Within the material below, find each line bearing the word "JSON" and present it.

%%

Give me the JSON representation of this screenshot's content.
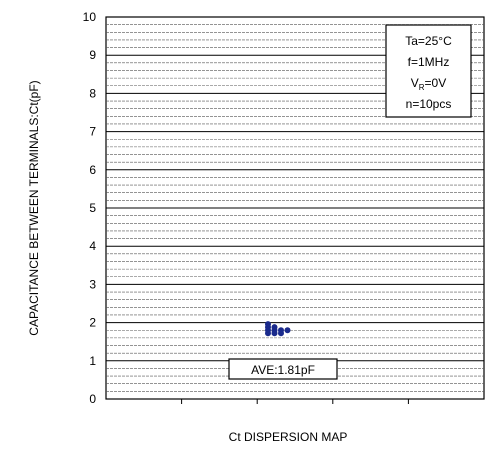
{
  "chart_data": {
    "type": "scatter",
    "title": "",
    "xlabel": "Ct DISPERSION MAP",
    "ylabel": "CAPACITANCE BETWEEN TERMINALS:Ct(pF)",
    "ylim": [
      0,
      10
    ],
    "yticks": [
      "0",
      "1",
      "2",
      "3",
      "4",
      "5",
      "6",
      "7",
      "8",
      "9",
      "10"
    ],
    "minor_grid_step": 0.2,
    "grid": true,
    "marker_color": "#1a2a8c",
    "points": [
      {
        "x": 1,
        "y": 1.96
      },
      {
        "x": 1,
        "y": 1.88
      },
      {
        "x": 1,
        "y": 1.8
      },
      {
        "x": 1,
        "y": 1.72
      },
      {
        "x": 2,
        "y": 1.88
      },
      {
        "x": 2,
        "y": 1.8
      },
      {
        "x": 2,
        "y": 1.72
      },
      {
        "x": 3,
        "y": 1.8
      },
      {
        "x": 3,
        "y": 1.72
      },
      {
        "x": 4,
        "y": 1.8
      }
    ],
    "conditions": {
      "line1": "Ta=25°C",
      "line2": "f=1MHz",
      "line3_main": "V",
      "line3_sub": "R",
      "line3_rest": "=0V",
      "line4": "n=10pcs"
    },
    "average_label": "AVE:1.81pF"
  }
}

%%
%%

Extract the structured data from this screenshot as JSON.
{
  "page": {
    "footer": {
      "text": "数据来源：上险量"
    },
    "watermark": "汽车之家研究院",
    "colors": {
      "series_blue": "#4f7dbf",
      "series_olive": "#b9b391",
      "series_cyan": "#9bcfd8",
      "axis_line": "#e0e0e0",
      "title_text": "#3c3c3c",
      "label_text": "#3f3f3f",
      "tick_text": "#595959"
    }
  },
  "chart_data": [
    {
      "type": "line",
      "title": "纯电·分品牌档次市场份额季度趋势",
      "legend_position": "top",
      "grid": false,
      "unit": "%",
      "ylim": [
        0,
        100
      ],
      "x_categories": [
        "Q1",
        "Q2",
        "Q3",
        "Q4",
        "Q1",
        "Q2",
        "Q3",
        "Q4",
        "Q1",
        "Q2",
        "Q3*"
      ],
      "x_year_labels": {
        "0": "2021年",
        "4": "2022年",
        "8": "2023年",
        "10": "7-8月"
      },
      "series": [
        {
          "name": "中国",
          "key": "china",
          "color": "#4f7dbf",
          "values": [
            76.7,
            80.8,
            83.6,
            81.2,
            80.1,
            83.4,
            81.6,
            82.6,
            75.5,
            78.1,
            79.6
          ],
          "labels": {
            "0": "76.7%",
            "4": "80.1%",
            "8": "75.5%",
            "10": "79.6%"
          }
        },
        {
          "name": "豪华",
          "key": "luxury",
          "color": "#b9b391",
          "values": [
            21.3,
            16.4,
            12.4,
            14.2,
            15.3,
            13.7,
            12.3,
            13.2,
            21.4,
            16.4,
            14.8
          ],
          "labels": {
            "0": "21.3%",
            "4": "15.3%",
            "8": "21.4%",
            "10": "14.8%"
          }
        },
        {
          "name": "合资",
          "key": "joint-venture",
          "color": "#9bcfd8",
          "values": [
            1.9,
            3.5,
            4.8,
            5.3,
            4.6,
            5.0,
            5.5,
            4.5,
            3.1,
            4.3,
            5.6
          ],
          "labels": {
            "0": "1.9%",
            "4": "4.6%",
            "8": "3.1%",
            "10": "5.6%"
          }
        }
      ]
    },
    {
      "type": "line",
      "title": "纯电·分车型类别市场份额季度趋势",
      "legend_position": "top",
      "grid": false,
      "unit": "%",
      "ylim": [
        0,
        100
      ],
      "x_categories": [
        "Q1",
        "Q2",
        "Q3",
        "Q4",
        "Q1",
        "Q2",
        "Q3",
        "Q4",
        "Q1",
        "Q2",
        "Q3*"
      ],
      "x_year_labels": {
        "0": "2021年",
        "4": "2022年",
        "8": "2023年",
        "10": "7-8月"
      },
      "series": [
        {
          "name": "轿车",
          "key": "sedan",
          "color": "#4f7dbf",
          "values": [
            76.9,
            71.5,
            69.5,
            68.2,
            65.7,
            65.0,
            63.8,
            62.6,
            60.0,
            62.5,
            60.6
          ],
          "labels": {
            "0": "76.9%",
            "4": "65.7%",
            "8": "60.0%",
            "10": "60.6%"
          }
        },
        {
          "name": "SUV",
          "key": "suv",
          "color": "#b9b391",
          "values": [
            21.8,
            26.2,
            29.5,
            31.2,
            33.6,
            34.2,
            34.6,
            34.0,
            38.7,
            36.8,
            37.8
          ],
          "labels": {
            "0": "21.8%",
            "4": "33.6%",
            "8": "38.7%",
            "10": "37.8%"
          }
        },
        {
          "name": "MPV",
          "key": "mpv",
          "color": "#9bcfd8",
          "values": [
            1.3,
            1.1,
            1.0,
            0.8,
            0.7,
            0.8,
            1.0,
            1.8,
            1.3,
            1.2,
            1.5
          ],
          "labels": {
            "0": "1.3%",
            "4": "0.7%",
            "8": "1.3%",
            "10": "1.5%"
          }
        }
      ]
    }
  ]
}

%%
%%

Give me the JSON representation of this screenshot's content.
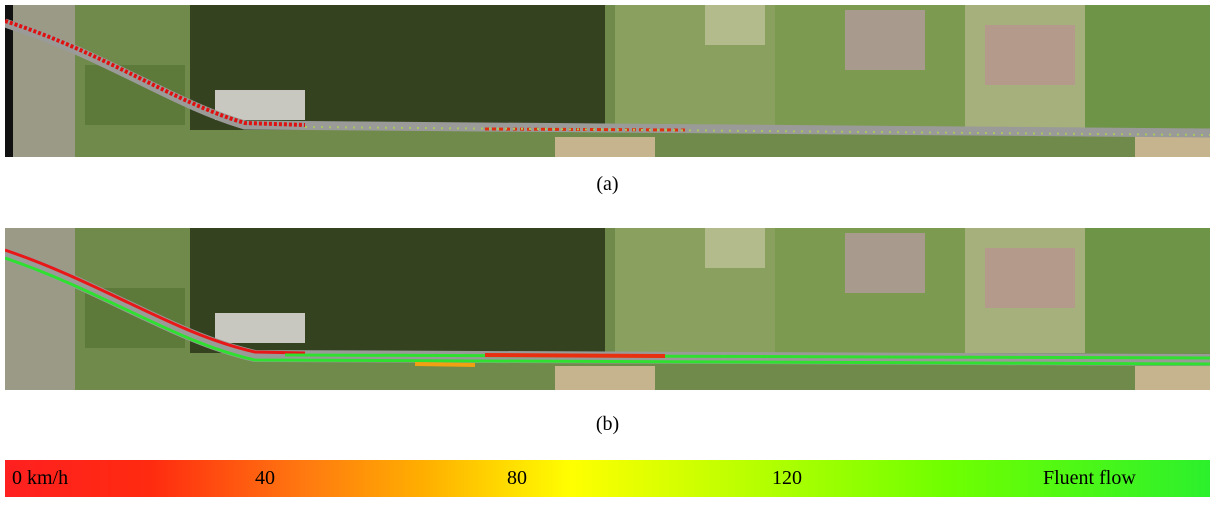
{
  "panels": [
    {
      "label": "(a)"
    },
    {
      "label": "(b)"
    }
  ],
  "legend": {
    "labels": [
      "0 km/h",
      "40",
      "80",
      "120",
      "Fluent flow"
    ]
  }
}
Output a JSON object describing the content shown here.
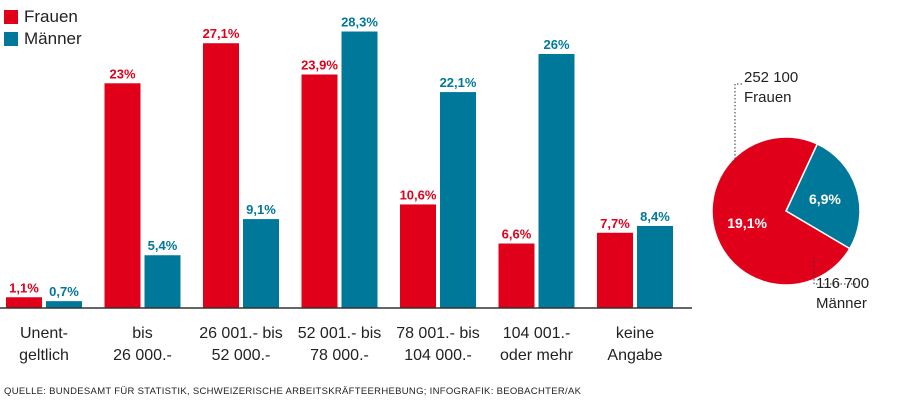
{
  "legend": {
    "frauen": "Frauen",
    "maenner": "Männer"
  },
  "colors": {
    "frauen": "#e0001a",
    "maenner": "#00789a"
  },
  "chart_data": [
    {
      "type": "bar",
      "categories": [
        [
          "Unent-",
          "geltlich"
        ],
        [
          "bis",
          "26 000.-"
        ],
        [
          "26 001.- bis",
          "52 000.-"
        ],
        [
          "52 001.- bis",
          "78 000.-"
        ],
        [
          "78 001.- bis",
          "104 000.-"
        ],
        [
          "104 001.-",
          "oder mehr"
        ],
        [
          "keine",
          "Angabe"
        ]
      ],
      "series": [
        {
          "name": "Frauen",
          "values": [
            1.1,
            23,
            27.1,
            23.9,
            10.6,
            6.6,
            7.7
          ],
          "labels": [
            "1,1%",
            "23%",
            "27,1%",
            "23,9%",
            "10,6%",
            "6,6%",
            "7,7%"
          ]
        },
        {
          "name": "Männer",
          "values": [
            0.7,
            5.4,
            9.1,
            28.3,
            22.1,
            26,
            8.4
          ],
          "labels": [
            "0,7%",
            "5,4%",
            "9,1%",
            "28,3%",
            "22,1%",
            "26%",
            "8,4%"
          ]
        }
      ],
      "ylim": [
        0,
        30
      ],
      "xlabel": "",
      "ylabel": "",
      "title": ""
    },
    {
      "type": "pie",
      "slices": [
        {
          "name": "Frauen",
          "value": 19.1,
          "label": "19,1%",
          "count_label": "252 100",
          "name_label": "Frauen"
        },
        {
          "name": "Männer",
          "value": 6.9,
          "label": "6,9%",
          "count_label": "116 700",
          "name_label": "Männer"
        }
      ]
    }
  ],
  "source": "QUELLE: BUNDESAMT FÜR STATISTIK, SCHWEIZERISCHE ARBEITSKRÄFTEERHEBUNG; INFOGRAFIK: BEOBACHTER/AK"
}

%%

**Output of the exercise**
Give me the JSON representation of this screenshot's content.
Extract the structured data from this screenshot as JSON.
Give me the JSON representation of this screenshot's content.
Output a JSON object describing the content shown here.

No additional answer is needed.